Excerpted text |
=-=-=
Example 1: Memory accesses and performance

How much faster do you expect Loop 2 to run, compared Loop 1?

int[] arr = new int[64 * 1024 * 1024];

// Loop 1
for (int i = 0; i < arr.Length; i++) arr[i] *= 3;

// Loop 2
for (int i = 0; i < arr.Length; i += 16) arr[i] *= 3;

The first loop multiplies every value in the array by 3, and the second loop multiplies only every 16-th. The second loop only does about 6% of the work of the first loop, but on modern machines, the two for-loops take about the same time: 80 and 78 ms respectively on my machine.

The reason why the loops take the same amount of time has to do with memory. The running time of these loops is dominated by the memory accesses to the array, not by the integer multiplications. And, as I’ll explain on Example 2, the hardware will perform the same main memory accesses for the two loops.

Example 2: Impact of cache lines

Let’s explore this example deeper. We will try other step values, not just 1 and 16:

for (int i = 0; i < arr.Length; i += K) arr[i] *= 3;

Here are the running times of this loop for different step values (K):

image

Notice that while step is in the range from 1 to 16, the running time of the for-loop hardly changes. But from 16 onwards, the running time is halved each time we double the step.

The reason behind this is that today’s CPUs do not access memory byte by byte. Instead, they fetch memory in chunks of (typically) 64 bytes, called cache lines. When you read a particular memory location, the entire cache line is fetched from the main memory into the cache. And, accessing other values from the same cache line is cheap!
=-=-=
Collected data |
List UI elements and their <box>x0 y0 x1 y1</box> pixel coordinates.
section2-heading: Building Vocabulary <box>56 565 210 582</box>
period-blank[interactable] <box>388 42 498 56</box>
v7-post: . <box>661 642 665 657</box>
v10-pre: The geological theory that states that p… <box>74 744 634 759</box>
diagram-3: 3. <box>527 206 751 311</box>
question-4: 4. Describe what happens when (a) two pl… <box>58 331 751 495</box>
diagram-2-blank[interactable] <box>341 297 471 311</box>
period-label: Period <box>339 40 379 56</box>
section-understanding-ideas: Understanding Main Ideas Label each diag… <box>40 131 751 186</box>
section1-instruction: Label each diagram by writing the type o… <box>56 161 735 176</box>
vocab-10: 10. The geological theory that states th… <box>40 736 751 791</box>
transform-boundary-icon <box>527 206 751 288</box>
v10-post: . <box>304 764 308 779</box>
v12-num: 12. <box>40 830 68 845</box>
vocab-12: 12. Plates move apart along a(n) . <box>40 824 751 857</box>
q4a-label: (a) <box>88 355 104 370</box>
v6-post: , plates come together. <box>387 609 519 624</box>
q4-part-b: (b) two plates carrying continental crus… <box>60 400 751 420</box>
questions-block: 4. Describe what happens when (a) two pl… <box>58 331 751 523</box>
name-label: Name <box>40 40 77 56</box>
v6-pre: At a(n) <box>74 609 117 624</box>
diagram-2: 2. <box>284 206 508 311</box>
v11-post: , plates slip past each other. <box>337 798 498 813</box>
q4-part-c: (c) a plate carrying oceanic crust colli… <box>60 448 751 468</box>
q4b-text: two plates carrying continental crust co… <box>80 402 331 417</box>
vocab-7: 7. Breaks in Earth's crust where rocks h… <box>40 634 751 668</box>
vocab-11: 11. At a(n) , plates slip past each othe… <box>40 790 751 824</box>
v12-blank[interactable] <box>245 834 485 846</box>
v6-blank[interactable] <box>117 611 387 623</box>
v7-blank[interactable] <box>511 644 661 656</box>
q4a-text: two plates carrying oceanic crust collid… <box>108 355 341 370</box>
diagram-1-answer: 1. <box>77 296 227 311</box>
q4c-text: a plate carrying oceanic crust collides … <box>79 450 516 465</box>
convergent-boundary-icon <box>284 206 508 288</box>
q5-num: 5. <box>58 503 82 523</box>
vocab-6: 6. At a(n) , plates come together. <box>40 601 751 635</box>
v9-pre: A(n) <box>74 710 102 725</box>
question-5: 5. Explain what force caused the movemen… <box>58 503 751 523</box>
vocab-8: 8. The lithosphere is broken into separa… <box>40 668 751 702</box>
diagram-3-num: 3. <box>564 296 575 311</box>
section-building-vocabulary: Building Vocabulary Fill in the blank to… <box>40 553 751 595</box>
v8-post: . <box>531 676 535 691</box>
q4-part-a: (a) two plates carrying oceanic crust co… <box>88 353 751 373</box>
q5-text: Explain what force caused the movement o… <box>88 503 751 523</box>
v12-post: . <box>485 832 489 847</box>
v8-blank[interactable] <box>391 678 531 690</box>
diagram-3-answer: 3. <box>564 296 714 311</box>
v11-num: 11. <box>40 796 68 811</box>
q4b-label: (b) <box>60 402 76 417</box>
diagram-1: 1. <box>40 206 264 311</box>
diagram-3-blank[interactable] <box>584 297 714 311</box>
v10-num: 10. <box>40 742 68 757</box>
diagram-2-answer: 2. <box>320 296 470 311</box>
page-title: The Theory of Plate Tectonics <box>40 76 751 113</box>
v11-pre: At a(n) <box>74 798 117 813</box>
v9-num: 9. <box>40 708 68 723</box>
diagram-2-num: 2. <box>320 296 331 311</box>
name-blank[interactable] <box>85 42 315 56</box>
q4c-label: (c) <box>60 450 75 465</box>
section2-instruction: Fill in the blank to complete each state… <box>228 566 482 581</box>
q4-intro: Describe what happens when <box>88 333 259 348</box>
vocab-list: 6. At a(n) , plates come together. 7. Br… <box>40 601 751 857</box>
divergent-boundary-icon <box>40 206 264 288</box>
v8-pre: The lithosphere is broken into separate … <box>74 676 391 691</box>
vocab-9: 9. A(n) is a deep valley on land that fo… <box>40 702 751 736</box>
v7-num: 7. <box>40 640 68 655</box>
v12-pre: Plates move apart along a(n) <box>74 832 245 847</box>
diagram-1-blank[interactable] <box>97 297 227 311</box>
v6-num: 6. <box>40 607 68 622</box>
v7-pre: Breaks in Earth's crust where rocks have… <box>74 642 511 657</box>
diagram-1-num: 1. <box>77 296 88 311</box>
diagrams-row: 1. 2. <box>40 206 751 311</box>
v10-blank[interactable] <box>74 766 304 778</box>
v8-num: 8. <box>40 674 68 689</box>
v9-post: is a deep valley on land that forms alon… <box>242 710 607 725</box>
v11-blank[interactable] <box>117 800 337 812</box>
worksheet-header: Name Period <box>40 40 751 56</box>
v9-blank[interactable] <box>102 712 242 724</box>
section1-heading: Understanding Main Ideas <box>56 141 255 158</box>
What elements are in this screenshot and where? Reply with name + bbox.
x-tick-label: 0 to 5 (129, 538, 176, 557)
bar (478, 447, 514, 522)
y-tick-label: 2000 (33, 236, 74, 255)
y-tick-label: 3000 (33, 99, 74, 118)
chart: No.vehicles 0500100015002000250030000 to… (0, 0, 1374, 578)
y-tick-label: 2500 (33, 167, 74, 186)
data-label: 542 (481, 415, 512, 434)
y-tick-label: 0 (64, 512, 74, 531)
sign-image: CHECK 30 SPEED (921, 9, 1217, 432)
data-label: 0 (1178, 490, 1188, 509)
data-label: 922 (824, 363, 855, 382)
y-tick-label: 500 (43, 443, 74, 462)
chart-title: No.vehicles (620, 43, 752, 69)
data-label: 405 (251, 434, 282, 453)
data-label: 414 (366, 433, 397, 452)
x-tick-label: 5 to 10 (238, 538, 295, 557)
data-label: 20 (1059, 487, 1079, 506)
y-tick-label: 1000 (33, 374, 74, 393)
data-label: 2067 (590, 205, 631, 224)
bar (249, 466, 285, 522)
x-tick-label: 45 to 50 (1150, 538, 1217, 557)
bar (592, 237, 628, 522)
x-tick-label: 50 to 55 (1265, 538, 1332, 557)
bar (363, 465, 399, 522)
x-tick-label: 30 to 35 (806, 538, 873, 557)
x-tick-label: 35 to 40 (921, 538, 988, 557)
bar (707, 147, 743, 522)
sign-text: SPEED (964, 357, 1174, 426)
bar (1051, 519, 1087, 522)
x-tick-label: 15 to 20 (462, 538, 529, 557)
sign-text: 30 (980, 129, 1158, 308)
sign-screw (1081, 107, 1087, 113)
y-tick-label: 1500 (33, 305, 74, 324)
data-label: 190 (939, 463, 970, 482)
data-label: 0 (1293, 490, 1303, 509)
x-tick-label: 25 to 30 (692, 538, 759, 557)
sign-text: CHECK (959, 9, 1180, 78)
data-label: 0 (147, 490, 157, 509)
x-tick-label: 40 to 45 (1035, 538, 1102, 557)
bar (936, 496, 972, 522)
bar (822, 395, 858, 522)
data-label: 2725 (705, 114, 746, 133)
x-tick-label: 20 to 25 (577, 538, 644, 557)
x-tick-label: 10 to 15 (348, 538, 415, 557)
=-=-=
Exercise instructions |
a) In the excerpt on memory access performance, what is the typical size of the memory chunks that CPUs fetch?
b) Extract the rows from the start of the collected data through the line containing "q4-part-b: (b) two", copying each one unchanged.
The excerpt on memory access performance has no connection to the rows.

Solutions per task |
a) 64 bytes

b)
List UI elements and their <box>x0 y0 x1 y1</box> pixel coordinates.
section2-heading: Building Vocabulary <box>56 565 210 582</box>
period-blank[interactable] <box>388 42 498 56</box>
v7-post: . <box>661 642 665 657</box>
v10-pre: The geological theory that states that p… <box>74 744 634 759</box>
diagram-3: 3. <box>527 206 751 311</box>
question-4: 4. Describe what happens when (a) two pl… <box>58 331 751 495</box>
diagram-2-blank[interactable] <box>341 297 471 311</box>
period-label: Period <box>339 40 379 56</box>
section-understanding-ideas: Understanding Main Ideas Label each diag… <box>40 131 751 186</box>
section1-instruction: Label each diagram by writing the type o… <box>56 161 735 176</box>
vocab-10: 10. The geological theory that states th… <box>40 736 751 791</box>
transform-boundary-icon <box>527 206 751 288</box>
v10-post: . <box>304 764 308 779</box>
v12-num: 12. <box>40 830 68 845</box>
vocab-12: 12. Plates move apart along a(n) . <box>40 824 751 857</box>
q4a-label: (a) <box>88 355 104 370</box>
v6-post: , plates come together. <box>387 609 519 624</box>
q4-part-b: (b) two plates carrying continental crus… <box>60 400 751 420</box>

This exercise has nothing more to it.